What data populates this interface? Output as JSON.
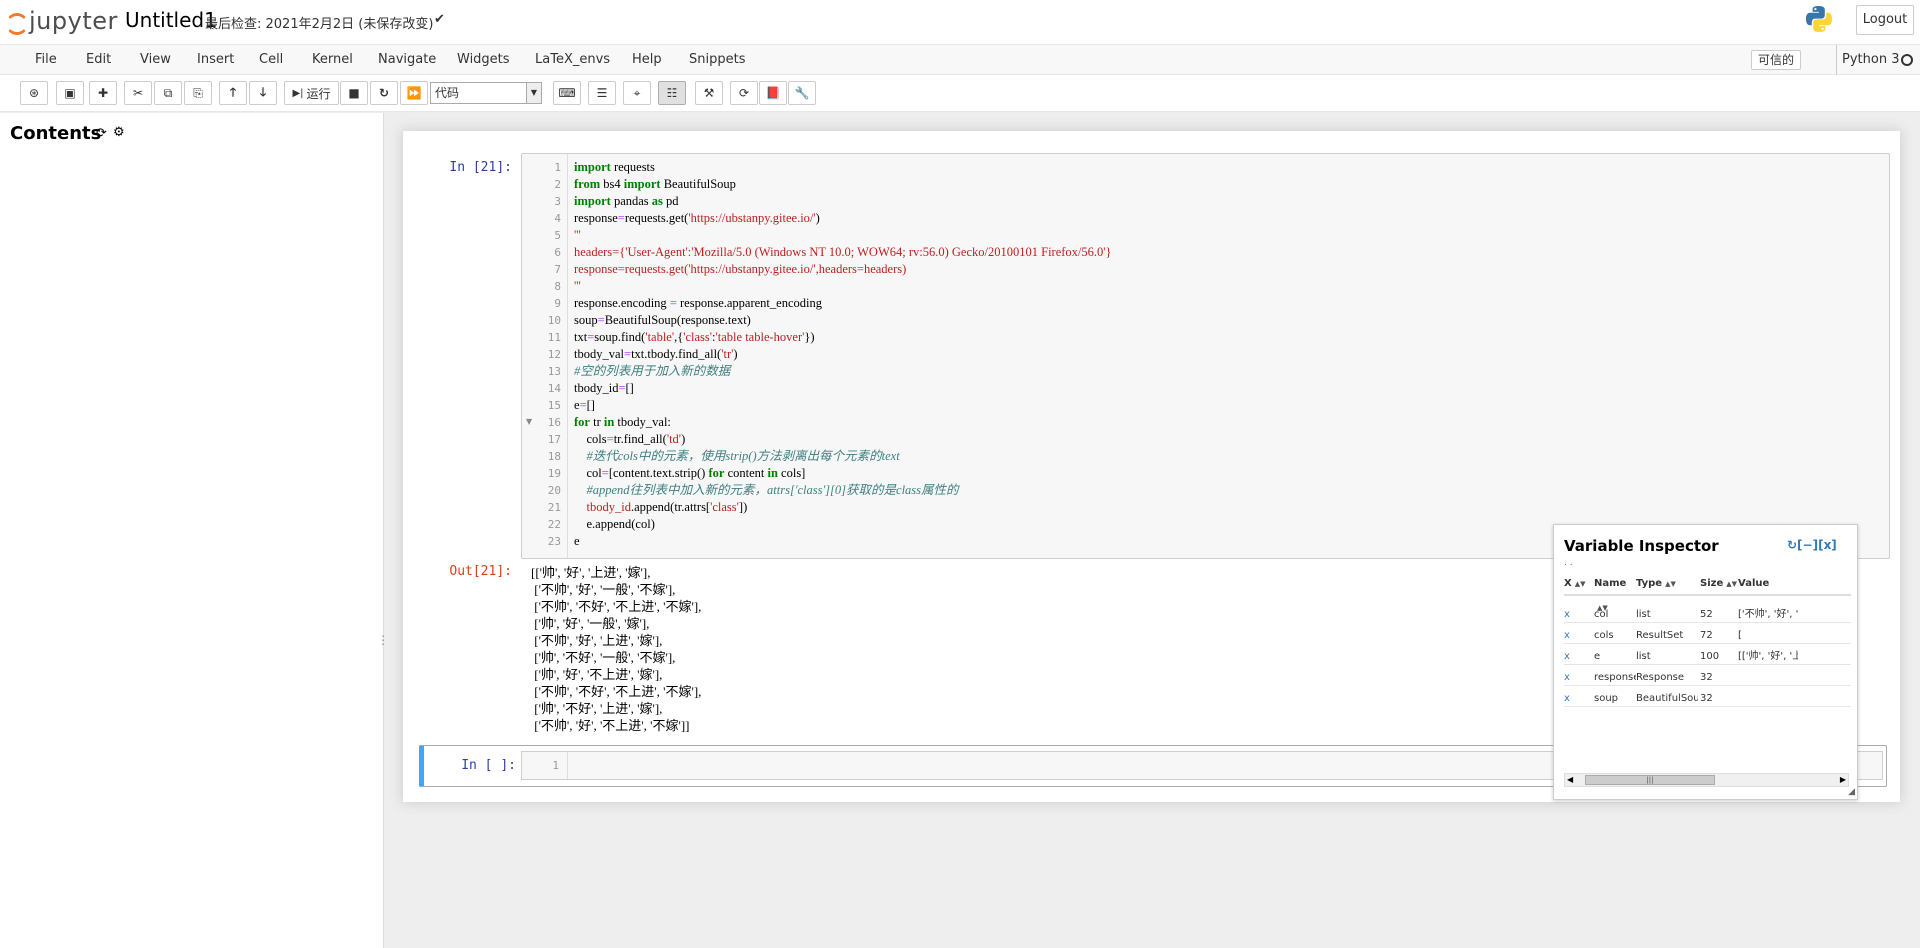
{
  "header": {
    "logo_text": "jupyter",
    "notebook_name": "Untitled1",
    "save_status": "最后检查: 2021年2月2日   (未保存改变)",
    "logout_label": "Logout"
  },
  "menubar": {
    "items": [
      "File",
      "Edit",
      "View",
      "Insert",
      "Cell",
      "Kernel",
      "Navigate",
      "Widgets",
      "LaTeX_envs",
      "Help",
      "Snippets"
    ],
    "trusted_label": "可信的",
    "kernel_name": "Python 3"
  },
  "toolbar": {
    "run_label": "运行",
    "cell_type": "代码"
  },
  "toc": {
    "title": "Contents"
  },
  "cell1": {
    "in_prompt": "In  [21]:",
    "out_prompt": "Out[21]:",
    "line_numbers": [
      "1",
      "2",
      "3",
      "4",
      "5",
      "6",
      "7",
      "8",
      "9",
      "10",
      "11",
      "12",
      "13",
      "14",
      "15",
      "16",
      "17",
      "18",
      "19",
      "20",
      "21",
      "22",
      "23"
    ],
    "output_lines": [
      "[['帅', '好', '上进', '嫁'],",
      " ['不帅', '好', '一般', '不嫁'],",
      " ['不帅', '不好', '不上进', '不嫁'],",
      " ['帅', '好', '一般', '嫁'],",
      " ['不帅', '好', '上进', '嫁'],",
      " ['帅', '不好', '一般', '不嫁'],",
      " ['帅', '好', '不上进', '嫁'],",
      " ['不帅', '不好', '不上进', '不嫁'],",
      " ['帅', '不好', '上进', '嫁'],",
      " ['不帅', '好', '不上进', '不嫁']]"
    ]
  },
  "cell2": {
    "in_prompt": "In  [  ]:",
    "line_number": "1"
  },
  "inspector": {
    "title": "Variable Inspector",
    "controls": "↻[−][x]",
    "dots": ". .",
    "headers": [
      "X",
      "Name",
      "Type",
      "Size",
      "Value"
    ],
    "rows": [
      {
        "x": "x",
        "name": "col",
        "type": "list",
        "size": "52",
        "value": "['不帅', '好', '不..."
      },
      {
        "x": "x",
        "name": "cols",
        "type": "ResultSet",
        "size": "72",
        "value": "["
      },
      {
        "x": "x",
        "name": "e",
        "type": "list",
        "size": "100",
        "value": "[['帅', '好', '上进"
      },
      {
        "x": "x",
        "name": "response",
        "type": "Response",
        "size": "32",
        "value": ""
      },
      {
        "x": "x",
        "name": "soup",
        "type": "BeautifulSoup",
        "size": "32",
        "value": ""
      }
    ]
  }
}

= = =

Write out the entries above verbatim; the pictures do not belong in your copy.

Answer to this problem —
What data populates this interface? Output as JSON.
{
  "header": {
    "logo_text": "jupyter",
    "notebook_name": "Untitled1",
    "save_status": "最后检查: 2021年2月2日   (未保存改变)",
    "logout_label": "Logout"
  },
  "menubar": {
    "items": [
      "File",
      "Edit",
      "View",
      "Insert",
      "Cell",
      "Kernel",
      "Navigate",
      "Widgets",
      "LaTeX_envs",
      "Help",
      "Snippets"
    ],
    "trusted_label": "可信的",
    "kernel_name": "Python 3"
  },
  "toolbar": {
    "run_label": "运行",
    "cell_type": "代码"
  },
  "toc": {
    "title": "Contents"
  },
  "cell1": {
    "in_prompt": "In  [21]:",
    "out_prompt": "Out[21]:",
    "line_numbers": [
      "1",
      "2",
      "3",
      "4",
      "5",
      "6",
      "7",
      "8",
      "9",
      "10",
      "11",
      "12",
      "13",
      "14",
      "15",
      "16",
      "17",
      "18",
      "19",
      "20",
      "21",
      "22",
      "23"
    ],
    "output_lines": [
      "[['帅', '好', '上进', '嫁'],",
      " ['不帅', '好', '一般', '不嫁'],",
      " ['不帅', '不好', '不上进', '不嫁'],",
      " ['帅', '好', '一般', '嫁'],",
      " ['不帅', '好', '上进', '嫁'],",
      " ['帅', '不好', '一般', '不嫁'],",
      " ['帅', '好', '不上进', '嫁'],",
      " ['不帅', '不好', '不上进', '不嫁'],",
      " ['帅', '不好', '上进', '嫁'],",
      " ['不帅', '好', '不上进', '不嫁']]"
    ]
  },
  "cell2": {
    "in_prompt": "In  [  ]:",
    "line_number": "1"
  },
  "inspector": {
    "title": "Variable Inspector",
    "controls": "↻[−][x]",
    "dots": ". .",
    "headers": [
      "X",
      "Name",
      "Type",
      "Size",
      "Value"
    ],
    "rows": [
      {
        "x": "x",
        "name": "col",
        "type": "list",
        "size": "52",
        "value": "['不帅', '好', '不..."
      },
      {
        "x": "x",
        "name": "cols",
        "type": "ResultSet",
        "size": "72",
        "value": "["
      },
      {
        "x": "x",
        "name": "e",
        "type": "list",
        "size": "100",
        "value": "[['帅', '好', '上进"
      },
      {
        "x": "x",
        "name": "response",
        "type": "Response",
        "size": "32",
        "value": ""
      },
      {
        "x": "x",
        "name": "soup",
        "type": "BeautifulSoup",
        "size": "32",
        "value": ""
      }
    ]
  }
}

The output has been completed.